» STATED GOAL
Copy each line that has the string "both" somewhere in it.

» ENTRIES
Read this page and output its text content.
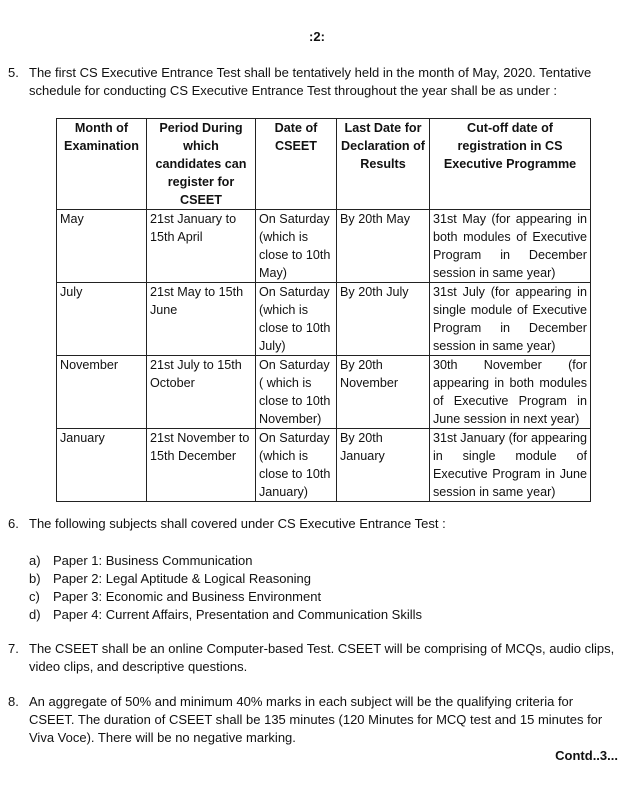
:2:
5. The first CS Executive Entrance Test shall be tentatively held in the month of May, 2020. Tentative schedule for conducting CS Executive Entrance Test throughout the year shall be as under :
Month of Examination	Period During which candidates can register for CSEET	Date of CSEET	Last Date for Declaration of Results	Cut-off date of registration in CS Executive Programme
May	21st January to 15th April	On Saturday (which is close to 10th May)	By 20th May	31st May (for appearing in both modules of Executive Program in December session in same year)
July	21st May to 15th June	On Saturday (which is close to 10th July)	By 20th July	31st July (for appearing in single module of Executive Program in December session in same year)
November	21st July to 15th October	On Saturday ( which is close to 10th November)	By 20th November	30th November (for appearing in both modules of Executive Program in June session in next year)
January	21st November to 15th December	On Saturday (which is close to 10th January)	By 20th January	31st January (for appearing in single module of Executive Program in June session in same year)
6. The following subjects shall covered under CS Executive Entrance Test :
a) Paper 1: Business Communication
b) Paper 2: Legal Aptitude & Logical Reasoning
c) Paper 3: Economic and Business Environment
d) Paper 4: Current Affairs, Presentation and Communication Skills
7. The CSEET shall be an online Computer-based Test. CSEET will be comprising of MCQs, audio clips, video clips, and descriptive questions.
8. An aggregate of 50% and minimum 40% marks in each subject will be the qualifying criteria for CSEET. The duration of CSEET shall be 135 minutes (120 Minutes for MCQ test and 15 minutes for Viva Voce). There will be no negative marking.
Contd..3...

» RESPONSE TO THIS EXERCISE
May	21st January to 15th April	On Saturday (which is close to 10th May)	By 20th May	31st May (for appearing in both modules of Executive Program in December session in same year)
November	21st July to 15th October	On Saturday ( which is close to 10th November)	By 20th November	30th November (for appearing in both modules of Executive Program in June session in next year)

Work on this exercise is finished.